TASK: Copy the listing lines exactly, from the line with "I need the location" to the line with "histogram-bar — [1338, 794, 1342, 803]", both included, and leave out the pictures.
----- GIVEN RECORDS
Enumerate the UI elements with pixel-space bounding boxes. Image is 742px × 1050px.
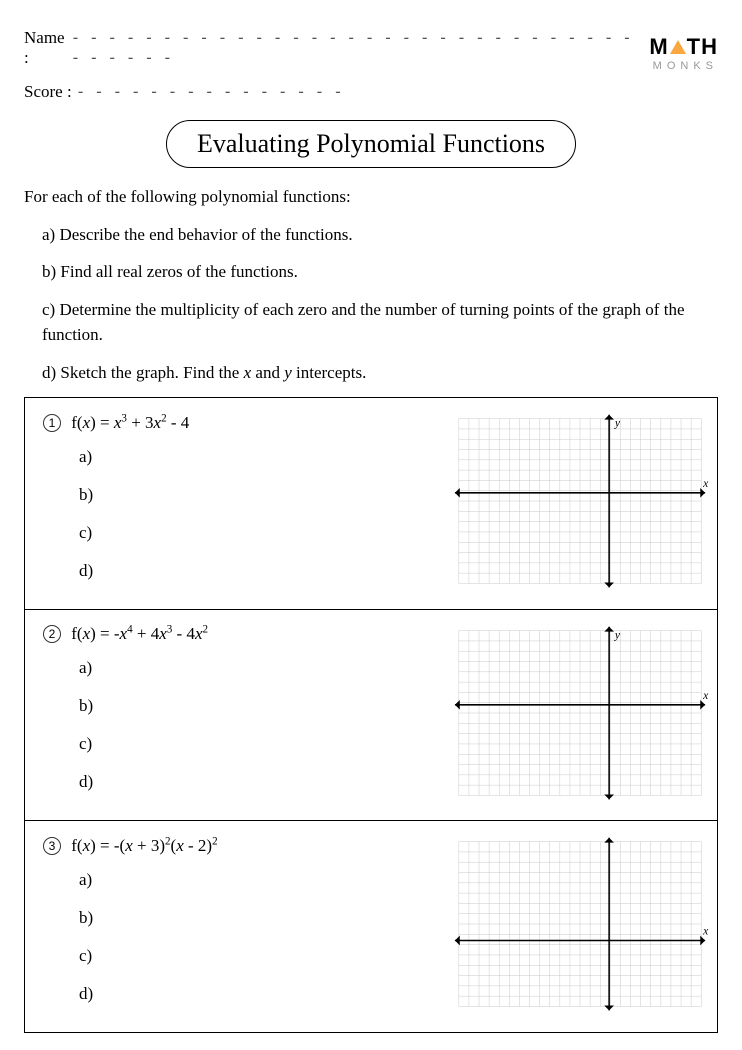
----------
----- GIVEN RECORDS
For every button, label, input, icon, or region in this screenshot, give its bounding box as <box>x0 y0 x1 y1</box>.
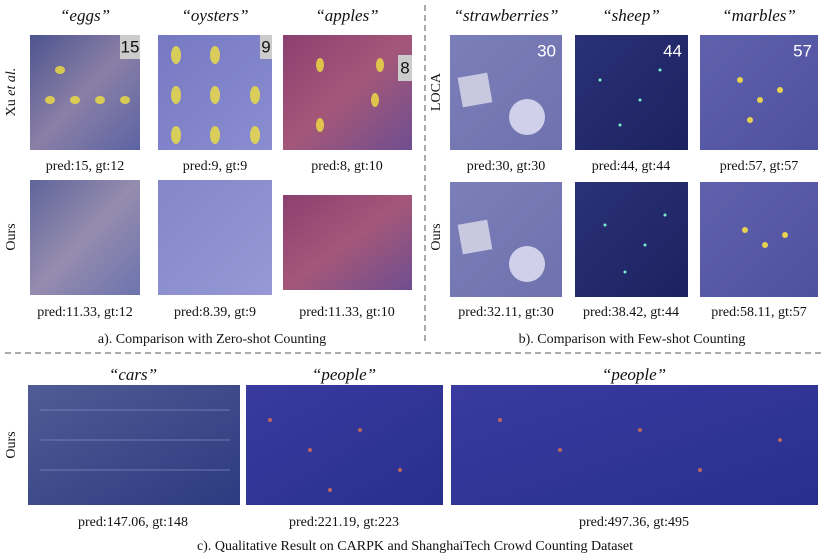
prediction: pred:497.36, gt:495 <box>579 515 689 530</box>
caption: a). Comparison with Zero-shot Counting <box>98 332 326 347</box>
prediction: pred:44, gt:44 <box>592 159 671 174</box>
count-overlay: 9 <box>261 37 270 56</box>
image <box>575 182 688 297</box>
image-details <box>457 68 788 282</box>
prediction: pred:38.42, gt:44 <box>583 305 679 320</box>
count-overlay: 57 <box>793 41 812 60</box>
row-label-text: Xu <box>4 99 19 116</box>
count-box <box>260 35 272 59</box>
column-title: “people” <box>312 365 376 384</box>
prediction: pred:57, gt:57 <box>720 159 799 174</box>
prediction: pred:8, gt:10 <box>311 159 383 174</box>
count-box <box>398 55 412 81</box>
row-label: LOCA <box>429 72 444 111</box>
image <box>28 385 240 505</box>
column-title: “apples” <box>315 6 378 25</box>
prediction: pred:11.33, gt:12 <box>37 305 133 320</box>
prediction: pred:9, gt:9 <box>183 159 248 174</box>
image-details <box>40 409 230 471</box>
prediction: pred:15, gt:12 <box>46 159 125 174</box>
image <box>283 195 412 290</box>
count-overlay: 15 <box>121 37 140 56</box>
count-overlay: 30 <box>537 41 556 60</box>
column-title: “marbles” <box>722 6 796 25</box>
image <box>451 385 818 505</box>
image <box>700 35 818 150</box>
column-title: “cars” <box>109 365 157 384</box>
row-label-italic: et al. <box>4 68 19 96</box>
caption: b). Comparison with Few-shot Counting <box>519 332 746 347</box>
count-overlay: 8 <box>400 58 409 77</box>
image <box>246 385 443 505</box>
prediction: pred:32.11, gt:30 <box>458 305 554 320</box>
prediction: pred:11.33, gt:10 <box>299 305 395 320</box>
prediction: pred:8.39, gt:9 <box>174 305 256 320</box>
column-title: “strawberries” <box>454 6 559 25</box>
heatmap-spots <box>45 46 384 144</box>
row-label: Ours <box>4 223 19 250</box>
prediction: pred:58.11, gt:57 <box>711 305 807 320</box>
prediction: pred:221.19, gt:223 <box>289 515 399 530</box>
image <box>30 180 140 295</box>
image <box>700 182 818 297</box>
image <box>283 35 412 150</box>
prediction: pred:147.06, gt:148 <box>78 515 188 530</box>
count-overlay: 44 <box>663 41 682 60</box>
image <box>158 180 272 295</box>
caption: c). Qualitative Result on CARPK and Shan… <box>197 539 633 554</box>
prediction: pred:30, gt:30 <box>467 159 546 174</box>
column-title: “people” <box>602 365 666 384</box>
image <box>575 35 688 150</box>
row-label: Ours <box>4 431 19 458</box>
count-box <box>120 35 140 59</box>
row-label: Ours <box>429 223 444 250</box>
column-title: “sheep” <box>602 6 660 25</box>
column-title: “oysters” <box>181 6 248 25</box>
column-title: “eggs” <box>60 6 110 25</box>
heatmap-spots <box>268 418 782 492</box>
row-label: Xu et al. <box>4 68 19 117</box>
----------
----- GIVEN RECORDS
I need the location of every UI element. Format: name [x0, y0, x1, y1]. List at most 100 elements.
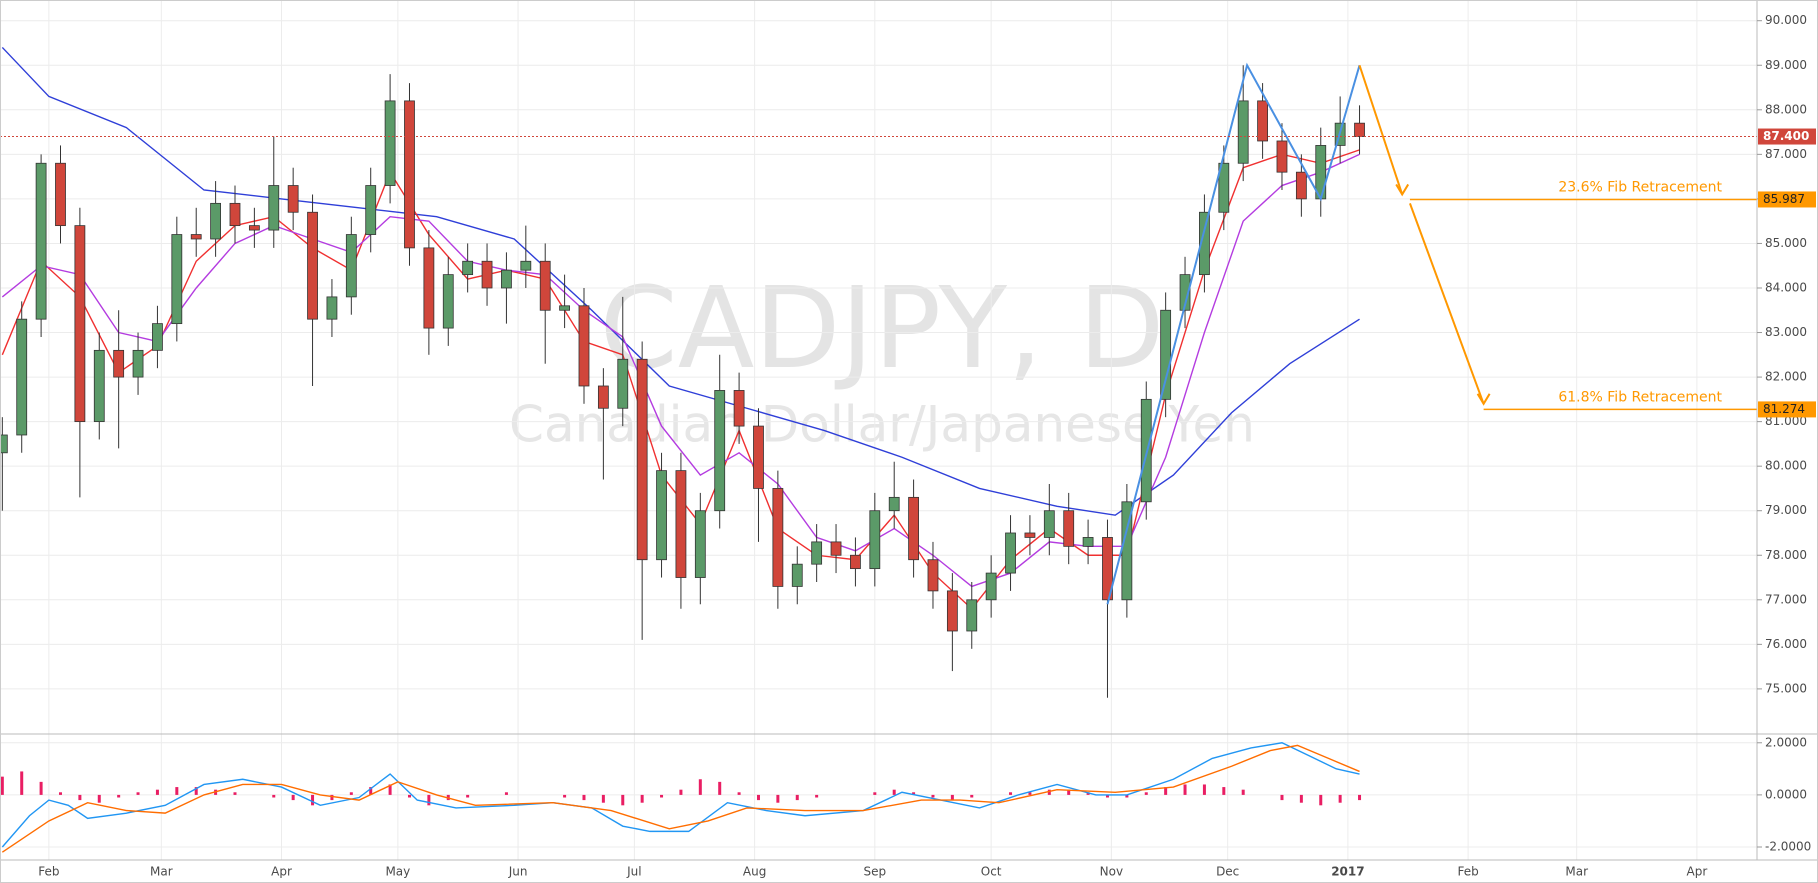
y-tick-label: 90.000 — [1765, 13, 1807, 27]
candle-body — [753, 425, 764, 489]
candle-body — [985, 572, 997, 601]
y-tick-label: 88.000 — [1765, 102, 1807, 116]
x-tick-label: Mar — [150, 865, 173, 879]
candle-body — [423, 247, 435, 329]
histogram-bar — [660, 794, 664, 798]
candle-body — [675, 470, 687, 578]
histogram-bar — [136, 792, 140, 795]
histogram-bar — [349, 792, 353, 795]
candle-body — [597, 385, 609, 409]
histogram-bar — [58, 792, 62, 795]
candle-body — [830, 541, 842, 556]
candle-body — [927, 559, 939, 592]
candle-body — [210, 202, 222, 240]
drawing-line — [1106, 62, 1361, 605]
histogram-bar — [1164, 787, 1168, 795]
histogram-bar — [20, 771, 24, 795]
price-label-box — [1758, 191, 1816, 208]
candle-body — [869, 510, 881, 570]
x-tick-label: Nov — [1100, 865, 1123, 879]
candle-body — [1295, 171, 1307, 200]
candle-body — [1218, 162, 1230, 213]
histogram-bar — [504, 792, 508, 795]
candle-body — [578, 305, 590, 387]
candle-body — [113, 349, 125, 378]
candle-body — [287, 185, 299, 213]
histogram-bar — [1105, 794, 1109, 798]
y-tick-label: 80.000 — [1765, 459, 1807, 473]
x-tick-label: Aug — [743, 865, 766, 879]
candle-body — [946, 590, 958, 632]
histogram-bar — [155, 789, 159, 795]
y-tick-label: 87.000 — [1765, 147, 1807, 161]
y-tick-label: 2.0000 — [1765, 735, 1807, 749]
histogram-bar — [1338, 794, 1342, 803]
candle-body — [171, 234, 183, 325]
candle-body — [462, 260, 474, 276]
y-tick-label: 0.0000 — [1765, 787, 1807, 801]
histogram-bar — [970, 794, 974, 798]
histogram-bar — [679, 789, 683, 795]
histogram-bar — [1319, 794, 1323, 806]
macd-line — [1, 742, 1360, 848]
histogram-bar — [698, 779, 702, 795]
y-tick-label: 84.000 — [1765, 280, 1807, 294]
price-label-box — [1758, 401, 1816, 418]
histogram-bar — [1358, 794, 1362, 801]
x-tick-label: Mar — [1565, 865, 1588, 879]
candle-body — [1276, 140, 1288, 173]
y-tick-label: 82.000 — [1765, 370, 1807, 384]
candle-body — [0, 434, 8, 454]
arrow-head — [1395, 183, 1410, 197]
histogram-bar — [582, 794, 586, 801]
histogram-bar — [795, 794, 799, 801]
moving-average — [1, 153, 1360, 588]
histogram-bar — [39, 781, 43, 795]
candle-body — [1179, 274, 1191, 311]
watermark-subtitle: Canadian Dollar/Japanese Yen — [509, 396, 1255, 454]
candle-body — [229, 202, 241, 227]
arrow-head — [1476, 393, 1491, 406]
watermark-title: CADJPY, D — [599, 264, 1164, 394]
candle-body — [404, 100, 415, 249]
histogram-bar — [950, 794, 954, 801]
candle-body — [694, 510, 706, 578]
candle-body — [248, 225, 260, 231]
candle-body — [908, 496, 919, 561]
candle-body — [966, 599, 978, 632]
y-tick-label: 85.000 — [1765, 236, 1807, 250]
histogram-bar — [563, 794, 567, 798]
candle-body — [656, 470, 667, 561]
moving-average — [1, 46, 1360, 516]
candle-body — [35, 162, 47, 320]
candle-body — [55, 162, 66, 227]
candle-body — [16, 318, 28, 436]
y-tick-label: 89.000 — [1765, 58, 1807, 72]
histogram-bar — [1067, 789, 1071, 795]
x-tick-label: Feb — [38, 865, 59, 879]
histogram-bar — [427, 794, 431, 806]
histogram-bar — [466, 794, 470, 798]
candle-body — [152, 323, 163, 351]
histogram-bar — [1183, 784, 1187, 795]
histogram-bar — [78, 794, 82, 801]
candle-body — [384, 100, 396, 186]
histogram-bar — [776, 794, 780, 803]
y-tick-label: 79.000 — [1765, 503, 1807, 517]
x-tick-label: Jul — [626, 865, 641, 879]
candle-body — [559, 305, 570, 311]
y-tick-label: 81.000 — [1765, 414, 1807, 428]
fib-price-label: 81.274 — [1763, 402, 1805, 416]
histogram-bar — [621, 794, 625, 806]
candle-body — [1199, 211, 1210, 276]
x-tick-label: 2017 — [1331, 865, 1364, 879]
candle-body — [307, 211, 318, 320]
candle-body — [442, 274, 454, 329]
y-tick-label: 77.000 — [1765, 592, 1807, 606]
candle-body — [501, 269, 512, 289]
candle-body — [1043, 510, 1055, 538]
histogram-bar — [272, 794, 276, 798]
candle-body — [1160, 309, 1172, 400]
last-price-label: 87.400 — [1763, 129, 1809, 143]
----------
ANSWER TO THE TASK:
I need the location of every UI element. Format: name [x0, y0, x1, y1]. List at most 100 elements.
y-tick-label: 90.000 — [1765, 13, 1807, 27]
candle-body — [753, 425, 764, 489]
candle-body — [985, 572, 997, 601]
y-tick-label: 88.000 — [1765, 102, 1807, 116]
x-tick-label: Mar — [150, 865, 173, 879]
candle-body — [423, 247, 435, 329]
histogram-bar — [660, 794, 664, 798]
candle-body — [675, 470, 687, 578]
histogram-bar — [136, 792, 140, 795]
histogram-bar — [349, 792, 353, 795]
candle-body — [597, 385, 609, 409]
histogram-bar — [58, 792, 62, 795]
candle-body — [830, 541, 842, 556]
candle-body — [927, 559, 939, 592]
candle-body — [210, 202, 222, 240]
drawing-line — [1106, 62, 1361, 605]
histogram-bar — [1164, 787, 1168, 795]
histogram-bar — [20, 771, 24, 795]
price-label-box — [1758, 191, 1816, 208]
candle-body — [869, 510, 881, 570]
x-tick-label: Nov — [1100, 865, 1123, 879]
candle-body — [1295, 171, 1307, 200]
candle-body — [1218, 162, 1230, 213]
histogram-bar — [504, 792, 508, 795]
candle-body — [578, 305, 590, 387]
candle-body — [113, 349, 125, 378]
candle-body — [287, 185, 299, 213]
histogram-bar — [1105, 794, 1109, 798]
y-tick-label: 80.000 — [1765, 459, 1807, 473]
x-tick-label: Aug — [743, 865, 766, 879]
candle-body — [946, 590, 958, 632]
histogram-bar — [155, 789, 159, 795]
y-tick-label: 87.000 — [1765, 147, 1807, 161]
y-tick-label: 2.0000 — [1765, 735, 1807, 749]
histogram-bar — [1338, 794, 1342, 803]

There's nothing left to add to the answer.